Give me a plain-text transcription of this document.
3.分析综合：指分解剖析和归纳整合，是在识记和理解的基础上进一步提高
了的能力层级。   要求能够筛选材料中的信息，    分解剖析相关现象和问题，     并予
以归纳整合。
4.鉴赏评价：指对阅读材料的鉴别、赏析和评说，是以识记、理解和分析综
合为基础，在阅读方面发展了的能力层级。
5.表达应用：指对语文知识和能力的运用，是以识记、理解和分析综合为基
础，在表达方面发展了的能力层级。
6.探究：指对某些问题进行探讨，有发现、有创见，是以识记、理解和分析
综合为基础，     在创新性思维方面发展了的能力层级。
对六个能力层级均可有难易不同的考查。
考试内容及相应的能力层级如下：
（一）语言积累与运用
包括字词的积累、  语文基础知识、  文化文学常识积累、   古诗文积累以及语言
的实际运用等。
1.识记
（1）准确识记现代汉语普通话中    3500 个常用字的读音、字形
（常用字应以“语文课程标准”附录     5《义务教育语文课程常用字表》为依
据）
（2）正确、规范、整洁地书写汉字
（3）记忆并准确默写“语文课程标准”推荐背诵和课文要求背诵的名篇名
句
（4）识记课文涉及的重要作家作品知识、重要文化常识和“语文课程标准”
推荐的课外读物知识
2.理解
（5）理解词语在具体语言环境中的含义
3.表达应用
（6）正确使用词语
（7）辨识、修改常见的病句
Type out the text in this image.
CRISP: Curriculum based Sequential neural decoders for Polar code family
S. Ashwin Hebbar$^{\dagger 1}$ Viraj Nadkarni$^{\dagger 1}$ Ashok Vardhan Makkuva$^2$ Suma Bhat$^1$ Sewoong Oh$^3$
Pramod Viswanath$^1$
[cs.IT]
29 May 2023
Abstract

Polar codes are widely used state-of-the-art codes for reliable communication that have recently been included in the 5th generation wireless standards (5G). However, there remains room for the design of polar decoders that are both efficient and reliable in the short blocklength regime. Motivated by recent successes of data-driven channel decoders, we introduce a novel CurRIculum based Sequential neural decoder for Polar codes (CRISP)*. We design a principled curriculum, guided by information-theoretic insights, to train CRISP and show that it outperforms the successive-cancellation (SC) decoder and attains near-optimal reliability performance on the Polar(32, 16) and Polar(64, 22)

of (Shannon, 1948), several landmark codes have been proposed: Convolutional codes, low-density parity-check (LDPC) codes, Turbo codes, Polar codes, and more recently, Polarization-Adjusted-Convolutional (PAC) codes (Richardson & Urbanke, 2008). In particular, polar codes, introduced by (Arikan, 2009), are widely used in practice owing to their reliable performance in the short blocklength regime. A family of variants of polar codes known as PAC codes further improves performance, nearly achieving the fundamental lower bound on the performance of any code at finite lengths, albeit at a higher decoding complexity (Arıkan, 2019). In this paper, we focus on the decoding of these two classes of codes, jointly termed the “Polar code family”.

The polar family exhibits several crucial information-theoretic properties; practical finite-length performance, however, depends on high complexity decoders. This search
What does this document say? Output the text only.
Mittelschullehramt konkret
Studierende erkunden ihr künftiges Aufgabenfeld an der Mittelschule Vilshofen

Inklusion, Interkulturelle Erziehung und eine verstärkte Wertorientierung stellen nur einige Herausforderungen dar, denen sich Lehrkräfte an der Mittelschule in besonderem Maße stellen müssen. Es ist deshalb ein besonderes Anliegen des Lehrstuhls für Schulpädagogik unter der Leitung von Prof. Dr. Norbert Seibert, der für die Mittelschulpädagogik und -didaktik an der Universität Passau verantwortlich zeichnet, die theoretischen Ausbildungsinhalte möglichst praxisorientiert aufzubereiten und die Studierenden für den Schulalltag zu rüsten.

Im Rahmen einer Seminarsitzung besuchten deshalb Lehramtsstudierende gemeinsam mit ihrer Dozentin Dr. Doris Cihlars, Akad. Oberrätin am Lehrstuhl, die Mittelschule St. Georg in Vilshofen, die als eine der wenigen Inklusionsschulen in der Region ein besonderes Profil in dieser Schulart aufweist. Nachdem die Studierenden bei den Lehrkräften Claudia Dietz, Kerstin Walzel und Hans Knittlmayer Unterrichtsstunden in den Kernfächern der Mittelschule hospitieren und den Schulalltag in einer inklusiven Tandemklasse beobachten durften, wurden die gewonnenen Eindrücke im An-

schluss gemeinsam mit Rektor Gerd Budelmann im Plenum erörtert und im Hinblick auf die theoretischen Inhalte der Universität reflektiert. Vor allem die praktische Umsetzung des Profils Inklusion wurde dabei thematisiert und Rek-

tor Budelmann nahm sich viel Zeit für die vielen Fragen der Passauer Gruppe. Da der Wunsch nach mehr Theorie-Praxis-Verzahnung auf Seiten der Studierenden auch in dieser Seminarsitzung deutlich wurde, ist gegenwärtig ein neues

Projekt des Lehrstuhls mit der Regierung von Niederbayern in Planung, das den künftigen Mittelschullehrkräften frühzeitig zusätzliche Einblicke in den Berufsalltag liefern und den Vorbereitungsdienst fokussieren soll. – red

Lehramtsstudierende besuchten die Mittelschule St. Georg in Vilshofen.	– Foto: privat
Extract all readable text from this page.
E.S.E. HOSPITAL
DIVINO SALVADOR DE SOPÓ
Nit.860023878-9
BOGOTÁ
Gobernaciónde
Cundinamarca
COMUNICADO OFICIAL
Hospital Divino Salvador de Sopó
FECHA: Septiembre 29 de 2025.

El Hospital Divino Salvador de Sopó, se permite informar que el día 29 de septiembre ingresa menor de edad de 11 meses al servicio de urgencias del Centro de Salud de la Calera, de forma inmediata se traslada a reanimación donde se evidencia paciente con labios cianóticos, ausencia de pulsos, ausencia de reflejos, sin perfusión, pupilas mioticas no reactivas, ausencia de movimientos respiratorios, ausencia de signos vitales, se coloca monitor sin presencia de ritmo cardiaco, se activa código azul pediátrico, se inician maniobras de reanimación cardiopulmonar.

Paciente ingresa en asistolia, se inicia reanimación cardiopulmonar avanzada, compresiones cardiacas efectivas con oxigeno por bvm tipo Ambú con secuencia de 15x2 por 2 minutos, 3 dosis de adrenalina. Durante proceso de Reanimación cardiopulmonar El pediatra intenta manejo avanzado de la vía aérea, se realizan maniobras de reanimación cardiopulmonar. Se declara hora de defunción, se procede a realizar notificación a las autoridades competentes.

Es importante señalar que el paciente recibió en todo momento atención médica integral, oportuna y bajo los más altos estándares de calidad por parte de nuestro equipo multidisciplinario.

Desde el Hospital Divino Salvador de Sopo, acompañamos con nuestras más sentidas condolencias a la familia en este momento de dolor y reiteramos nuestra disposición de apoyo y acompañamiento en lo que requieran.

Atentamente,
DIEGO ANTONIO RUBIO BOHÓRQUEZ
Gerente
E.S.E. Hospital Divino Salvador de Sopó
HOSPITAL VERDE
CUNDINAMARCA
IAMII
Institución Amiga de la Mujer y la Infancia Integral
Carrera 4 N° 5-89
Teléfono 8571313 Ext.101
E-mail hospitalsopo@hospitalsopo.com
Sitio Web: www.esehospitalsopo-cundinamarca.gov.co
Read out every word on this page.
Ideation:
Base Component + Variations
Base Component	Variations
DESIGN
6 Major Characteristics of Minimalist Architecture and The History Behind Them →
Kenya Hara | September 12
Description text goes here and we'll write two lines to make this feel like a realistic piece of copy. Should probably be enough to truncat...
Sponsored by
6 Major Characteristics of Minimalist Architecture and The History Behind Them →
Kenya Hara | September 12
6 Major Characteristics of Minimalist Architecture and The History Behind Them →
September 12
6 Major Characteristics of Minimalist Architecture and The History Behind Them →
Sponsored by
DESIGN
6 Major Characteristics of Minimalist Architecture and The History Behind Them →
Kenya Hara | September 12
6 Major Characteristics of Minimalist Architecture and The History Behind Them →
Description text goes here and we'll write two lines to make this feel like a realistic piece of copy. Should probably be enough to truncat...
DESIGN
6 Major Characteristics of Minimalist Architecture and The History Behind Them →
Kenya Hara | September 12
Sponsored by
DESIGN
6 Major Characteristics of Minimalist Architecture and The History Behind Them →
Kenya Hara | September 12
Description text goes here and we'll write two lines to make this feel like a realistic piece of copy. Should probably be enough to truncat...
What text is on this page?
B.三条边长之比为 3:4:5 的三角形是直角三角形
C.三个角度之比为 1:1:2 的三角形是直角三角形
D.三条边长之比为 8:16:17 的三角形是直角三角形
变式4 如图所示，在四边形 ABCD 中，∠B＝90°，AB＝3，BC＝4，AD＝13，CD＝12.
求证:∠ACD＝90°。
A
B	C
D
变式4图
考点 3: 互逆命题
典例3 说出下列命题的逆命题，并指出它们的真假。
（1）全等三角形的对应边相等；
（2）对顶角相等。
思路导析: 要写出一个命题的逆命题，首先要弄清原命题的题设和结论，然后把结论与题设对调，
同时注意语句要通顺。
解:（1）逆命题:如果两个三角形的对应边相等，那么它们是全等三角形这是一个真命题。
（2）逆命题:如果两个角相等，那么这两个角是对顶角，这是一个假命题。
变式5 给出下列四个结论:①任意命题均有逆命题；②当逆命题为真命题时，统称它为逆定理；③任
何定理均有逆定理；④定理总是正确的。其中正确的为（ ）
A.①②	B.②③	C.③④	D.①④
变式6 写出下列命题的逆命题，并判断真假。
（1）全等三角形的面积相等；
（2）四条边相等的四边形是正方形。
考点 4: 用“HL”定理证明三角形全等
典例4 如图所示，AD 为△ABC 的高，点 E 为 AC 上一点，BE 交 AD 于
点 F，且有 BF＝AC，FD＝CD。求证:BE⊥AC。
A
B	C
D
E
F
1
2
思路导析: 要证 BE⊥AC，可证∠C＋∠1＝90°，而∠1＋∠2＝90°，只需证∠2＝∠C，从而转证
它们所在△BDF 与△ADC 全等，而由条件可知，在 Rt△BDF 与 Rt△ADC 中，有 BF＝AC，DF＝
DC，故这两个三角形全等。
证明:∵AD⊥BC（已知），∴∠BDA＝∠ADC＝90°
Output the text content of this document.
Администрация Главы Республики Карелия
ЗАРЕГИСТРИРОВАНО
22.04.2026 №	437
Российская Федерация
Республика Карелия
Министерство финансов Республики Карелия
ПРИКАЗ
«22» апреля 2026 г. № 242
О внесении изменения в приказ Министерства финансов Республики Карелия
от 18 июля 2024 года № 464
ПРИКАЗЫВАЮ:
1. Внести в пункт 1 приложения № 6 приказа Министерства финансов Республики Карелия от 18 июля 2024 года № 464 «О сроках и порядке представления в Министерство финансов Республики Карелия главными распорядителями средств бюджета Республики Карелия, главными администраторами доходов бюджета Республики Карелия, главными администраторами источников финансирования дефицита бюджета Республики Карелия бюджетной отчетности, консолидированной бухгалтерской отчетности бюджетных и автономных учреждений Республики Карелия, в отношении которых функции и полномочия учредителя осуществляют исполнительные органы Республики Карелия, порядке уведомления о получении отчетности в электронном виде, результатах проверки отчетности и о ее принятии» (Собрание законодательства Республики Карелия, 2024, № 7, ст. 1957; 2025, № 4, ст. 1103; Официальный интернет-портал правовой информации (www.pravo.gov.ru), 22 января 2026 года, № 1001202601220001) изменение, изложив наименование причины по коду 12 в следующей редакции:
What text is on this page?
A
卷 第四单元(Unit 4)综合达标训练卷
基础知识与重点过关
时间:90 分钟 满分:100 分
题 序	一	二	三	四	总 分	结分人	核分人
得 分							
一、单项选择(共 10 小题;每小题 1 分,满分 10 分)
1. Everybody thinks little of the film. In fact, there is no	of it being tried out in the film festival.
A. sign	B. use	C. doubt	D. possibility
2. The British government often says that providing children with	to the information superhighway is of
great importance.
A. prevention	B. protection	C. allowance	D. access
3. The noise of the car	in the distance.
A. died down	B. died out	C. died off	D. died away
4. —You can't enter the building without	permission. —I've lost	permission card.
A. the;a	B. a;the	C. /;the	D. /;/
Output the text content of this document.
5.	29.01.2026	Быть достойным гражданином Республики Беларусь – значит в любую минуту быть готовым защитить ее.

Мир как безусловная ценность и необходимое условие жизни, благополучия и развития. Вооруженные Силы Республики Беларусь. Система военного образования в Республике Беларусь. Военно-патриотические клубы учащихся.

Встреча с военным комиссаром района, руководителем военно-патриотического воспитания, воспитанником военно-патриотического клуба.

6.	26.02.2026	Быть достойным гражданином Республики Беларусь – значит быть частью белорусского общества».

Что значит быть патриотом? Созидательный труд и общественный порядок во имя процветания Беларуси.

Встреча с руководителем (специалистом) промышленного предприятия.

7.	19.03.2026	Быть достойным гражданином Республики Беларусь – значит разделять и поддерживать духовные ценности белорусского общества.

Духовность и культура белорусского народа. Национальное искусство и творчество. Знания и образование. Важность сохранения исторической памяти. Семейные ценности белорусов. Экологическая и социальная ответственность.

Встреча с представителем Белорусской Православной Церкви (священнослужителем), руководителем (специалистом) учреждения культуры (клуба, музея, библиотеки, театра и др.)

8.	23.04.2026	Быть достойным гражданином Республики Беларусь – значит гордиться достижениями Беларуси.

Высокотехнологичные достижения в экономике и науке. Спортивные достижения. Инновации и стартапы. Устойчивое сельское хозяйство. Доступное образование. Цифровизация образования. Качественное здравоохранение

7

- - - -

Scan the material for lines with the word "theoretischen", and copy each line you find.

■ Correct result ■
Inklusion, Interkulturelle Erziehung und eine verstärkte Wertorientierung stellen nur einige Herausforderungen dar, denen sich Lehrkräfte an der Mittelschule in besonderem Maße stellen müssen. Es ist deshalb ein besonderes Anliegen des Lehrstuhls für Schulpädagogik unter der Leitung von Prof. Dr. Norbert Seibert, der für die Mittelschulpädagogik und -didaktik an der Universität Passau verantwortlich zeichnet, die theoretischen Ausbildungsinhalte möglichst praxisorientiert aufzubereiten und die Studierenden für den Schulalltag zu rüsten.
schluss gemeinsam mit Rektor Gerd Budelmann im Plenum erörtert und im Hinblick auf die theoretischen Inhalte der Universität reflektiert. Vor allem die praktische Umsetzung des Profils Inklusion wurde dabei thematisiert und Rek-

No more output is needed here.